• PROBLEM TO SOLVE
Locate each line below that includes "наличной" and reproduce it.

• DATASET RECORDS
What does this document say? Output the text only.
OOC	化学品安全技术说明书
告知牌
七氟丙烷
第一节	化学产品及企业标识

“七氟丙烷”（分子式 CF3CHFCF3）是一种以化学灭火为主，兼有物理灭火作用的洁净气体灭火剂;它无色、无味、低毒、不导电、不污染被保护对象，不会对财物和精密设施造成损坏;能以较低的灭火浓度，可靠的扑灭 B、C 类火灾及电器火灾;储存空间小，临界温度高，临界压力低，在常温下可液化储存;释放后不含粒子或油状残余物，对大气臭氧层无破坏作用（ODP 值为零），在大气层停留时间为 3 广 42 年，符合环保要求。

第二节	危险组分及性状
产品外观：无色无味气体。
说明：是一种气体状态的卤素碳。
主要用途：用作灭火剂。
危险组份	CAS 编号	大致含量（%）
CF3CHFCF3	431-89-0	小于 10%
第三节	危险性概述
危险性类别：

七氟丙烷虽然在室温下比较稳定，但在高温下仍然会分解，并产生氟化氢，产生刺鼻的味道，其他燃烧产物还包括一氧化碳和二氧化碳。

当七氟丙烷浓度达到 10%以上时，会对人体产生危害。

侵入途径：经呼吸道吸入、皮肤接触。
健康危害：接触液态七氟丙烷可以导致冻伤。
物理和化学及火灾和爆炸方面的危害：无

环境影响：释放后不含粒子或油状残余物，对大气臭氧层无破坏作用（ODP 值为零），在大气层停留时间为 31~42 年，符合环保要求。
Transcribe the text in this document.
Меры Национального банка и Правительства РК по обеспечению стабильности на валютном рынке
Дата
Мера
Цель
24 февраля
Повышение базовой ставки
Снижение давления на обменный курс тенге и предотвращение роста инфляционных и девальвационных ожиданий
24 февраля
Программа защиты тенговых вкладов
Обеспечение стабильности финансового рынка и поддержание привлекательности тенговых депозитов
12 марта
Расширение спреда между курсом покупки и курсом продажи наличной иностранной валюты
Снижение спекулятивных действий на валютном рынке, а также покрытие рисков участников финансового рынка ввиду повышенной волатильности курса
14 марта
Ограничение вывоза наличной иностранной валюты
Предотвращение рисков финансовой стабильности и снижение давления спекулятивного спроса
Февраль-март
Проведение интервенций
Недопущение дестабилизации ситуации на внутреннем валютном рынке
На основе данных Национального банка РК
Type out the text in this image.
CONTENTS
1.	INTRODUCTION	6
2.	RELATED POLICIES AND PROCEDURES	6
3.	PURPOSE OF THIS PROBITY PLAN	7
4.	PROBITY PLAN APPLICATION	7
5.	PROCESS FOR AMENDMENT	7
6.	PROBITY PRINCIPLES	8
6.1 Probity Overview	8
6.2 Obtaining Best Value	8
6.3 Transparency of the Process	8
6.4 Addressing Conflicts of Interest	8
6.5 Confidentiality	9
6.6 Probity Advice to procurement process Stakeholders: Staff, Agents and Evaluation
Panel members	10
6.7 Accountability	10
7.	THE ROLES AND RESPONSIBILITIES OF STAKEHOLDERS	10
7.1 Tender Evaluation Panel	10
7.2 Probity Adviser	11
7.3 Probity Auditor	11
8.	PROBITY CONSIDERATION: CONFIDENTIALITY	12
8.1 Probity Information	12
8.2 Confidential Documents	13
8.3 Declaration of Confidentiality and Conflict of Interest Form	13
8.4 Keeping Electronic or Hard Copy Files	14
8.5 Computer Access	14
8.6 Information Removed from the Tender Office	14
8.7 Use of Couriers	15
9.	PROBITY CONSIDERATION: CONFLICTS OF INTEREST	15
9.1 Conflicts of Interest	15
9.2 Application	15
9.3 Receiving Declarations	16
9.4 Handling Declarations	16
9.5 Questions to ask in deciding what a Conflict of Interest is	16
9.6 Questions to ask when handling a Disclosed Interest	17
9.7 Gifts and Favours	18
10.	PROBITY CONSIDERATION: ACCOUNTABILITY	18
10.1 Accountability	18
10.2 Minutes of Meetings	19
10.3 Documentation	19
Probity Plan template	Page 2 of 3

• WRITTEN RESPONSE
Расширение спреда между курсом покупки и курсом продажи наличной иностранной валюты
Ограничение вывоза наличной иностранной валюты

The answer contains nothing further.